Directions:
Copy out lines with the word "globala" from the material that follows.

Given entries:
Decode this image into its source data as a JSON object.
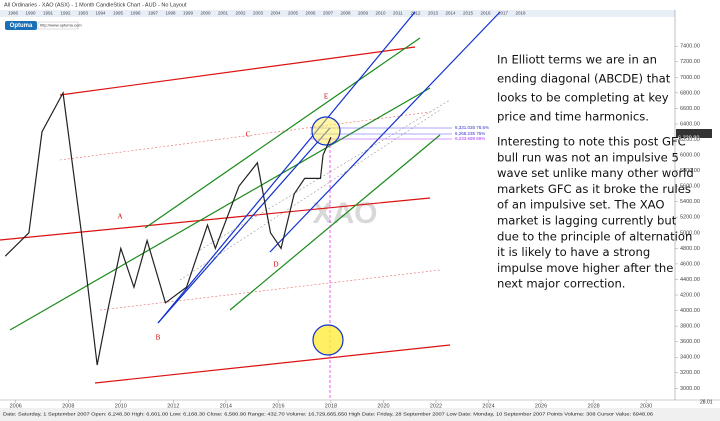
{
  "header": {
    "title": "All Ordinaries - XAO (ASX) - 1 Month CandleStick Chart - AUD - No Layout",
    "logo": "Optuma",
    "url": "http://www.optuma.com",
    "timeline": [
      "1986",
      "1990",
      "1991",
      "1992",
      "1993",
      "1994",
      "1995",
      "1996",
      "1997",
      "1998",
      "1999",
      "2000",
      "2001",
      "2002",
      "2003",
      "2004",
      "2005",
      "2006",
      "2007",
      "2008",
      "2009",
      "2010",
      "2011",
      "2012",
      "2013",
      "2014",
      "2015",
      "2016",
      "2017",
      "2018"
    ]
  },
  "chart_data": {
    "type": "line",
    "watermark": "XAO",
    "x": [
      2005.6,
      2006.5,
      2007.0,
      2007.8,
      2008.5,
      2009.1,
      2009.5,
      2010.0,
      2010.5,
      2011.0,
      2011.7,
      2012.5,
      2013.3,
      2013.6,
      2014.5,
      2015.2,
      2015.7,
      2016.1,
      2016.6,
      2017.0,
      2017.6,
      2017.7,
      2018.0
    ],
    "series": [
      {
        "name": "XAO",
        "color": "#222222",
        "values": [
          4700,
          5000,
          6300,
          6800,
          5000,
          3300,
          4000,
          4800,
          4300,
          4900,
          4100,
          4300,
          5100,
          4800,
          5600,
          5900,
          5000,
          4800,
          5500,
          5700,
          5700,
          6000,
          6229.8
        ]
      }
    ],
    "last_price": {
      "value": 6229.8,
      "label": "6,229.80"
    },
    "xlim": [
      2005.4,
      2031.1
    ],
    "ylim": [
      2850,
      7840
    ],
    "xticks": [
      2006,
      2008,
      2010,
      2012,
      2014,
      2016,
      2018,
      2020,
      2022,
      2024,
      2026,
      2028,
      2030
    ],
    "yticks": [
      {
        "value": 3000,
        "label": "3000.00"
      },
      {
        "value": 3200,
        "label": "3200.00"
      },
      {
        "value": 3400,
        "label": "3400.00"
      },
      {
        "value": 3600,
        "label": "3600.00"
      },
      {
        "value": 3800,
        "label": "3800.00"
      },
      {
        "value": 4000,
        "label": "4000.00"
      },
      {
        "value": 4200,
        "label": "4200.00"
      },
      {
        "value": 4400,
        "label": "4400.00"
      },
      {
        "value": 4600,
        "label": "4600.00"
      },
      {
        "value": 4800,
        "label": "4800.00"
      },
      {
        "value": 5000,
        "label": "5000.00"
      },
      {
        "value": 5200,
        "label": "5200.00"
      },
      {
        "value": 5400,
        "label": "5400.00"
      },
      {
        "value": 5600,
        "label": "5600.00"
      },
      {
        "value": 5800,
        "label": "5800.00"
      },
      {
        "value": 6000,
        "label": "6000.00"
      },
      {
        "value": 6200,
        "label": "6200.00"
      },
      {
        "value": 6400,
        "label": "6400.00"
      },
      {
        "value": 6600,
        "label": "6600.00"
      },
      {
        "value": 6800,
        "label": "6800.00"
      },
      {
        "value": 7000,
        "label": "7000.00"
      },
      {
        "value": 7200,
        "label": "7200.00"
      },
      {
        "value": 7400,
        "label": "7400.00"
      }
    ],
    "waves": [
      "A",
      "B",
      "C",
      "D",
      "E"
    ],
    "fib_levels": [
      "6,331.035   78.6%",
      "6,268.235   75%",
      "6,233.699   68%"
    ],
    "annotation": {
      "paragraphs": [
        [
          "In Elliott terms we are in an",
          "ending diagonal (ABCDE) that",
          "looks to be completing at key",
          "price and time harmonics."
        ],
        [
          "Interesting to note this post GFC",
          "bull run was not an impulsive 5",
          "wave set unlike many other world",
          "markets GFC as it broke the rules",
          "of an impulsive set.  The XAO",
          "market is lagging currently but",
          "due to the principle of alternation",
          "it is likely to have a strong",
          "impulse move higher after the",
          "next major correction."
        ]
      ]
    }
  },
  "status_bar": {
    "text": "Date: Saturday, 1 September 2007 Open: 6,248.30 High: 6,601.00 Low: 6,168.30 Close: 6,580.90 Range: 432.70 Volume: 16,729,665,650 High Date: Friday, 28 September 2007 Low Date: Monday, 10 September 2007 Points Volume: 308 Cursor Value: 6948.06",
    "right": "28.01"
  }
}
---
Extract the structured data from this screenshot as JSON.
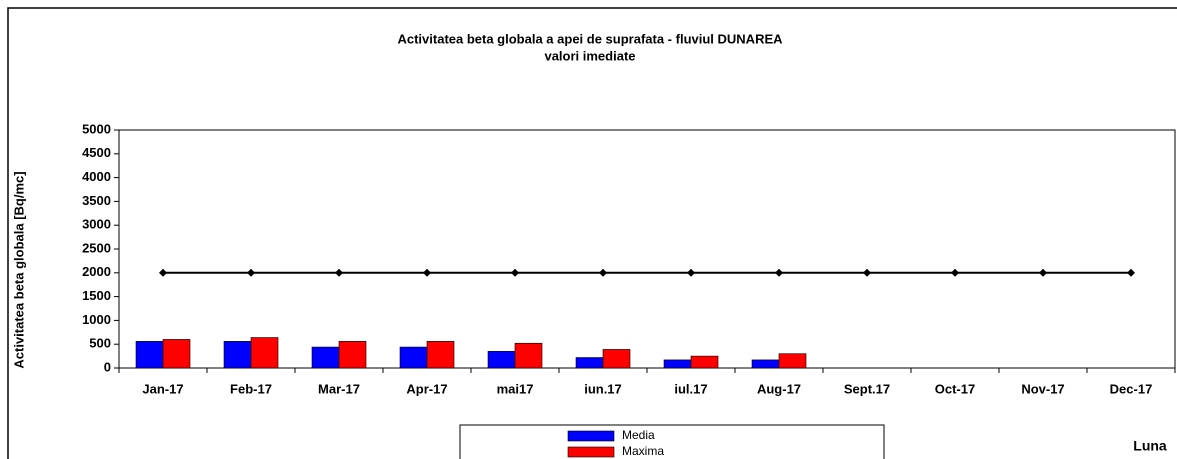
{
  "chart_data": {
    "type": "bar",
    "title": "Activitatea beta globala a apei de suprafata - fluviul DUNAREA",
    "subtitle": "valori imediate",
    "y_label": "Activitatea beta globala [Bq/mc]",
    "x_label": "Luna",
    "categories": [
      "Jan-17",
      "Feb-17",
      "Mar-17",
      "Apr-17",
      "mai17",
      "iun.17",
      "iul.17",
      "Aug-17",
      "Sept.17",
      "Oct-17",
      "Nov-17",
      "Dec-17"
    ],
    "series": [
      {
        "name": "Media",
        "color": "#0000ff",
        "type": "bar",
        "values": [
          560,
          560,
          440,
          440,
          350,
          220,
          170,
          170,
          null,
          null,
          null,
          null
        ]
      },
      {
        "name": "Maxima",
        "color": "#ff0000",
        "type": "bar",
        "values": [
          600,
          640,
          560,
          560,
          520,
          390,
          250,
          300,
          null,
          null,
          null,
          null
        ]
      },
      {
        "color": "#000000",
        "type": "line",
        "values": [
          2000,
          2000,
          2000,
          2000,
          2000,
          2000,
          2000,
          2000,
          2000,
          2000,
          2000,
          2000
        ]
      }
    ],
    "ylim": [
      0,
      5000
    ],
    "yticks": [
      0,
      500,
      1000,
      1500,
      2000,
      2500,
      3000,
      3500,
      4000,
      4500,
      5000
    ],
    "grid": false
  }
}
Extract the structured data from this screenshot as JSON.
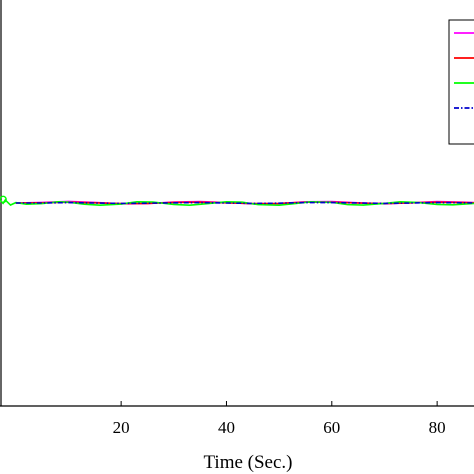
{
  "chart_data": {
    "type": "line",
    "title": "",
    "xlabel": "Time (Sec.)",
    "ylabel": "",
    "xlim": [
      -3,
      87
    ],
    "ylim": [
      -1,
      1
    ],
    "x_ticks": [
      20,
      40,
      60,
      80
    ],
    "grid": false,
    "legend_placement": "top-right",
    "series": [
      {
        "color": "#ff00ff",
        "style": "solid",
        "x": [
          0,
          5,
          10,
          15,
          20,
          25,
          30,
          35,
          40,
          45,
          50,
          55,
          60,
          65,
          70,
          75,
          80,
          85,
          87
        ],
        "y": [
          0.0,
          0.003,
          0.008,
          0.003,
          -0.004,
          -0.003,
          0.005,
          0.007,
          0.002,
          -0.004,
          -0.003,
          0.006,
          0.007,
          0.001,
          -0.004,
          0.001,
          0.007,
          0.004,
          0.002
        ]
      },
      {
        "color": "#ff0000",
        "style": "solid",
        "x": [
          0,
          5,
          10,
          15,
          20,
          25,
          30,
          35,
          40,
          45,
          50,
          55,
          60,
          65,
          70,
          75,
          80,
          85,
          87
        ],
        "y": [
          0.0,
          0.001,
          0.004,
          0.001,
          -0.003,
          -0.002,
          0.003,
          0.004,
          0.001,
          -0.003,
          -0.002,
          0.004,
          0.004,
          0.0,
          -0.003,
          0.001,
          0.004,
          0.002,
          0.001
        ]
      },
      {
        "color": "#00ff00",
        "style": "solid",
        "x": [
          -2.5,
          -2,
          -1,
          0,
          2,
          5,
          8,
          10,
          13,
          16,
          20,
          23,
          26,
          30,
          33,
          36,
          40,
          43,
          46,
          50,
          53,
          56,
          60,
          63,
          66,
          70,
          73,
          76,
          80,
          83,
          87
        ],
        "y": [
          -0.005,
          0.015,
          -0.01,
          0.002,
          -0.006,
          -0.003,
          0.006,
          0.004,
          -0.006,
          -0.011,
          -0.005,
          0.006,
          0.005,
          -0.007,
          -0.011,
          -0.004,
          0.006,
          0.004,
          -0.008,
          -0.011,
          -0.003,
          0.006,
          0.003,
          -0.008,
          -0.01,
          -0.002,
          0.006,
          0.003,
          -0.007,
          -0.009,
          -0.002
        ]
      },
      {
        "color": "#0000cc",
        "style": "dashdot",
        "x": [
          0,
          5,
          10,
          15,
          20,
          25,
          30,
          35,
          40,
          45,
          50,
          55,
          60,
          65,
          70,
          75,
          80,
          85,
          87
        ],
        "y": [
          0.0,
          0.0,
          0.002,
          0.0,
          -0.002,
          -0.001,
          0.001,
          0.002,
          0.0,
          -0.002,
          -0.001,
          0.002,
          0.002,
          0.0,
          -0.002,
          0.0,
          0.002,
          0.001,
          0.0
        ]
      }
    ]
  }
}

Answer for this exercise:
    "title": "Activitatea beta globala a apei de suprafata - fluviul DUNAREA",
    "y_label": "Activitatea beta globala [Bq/mc]",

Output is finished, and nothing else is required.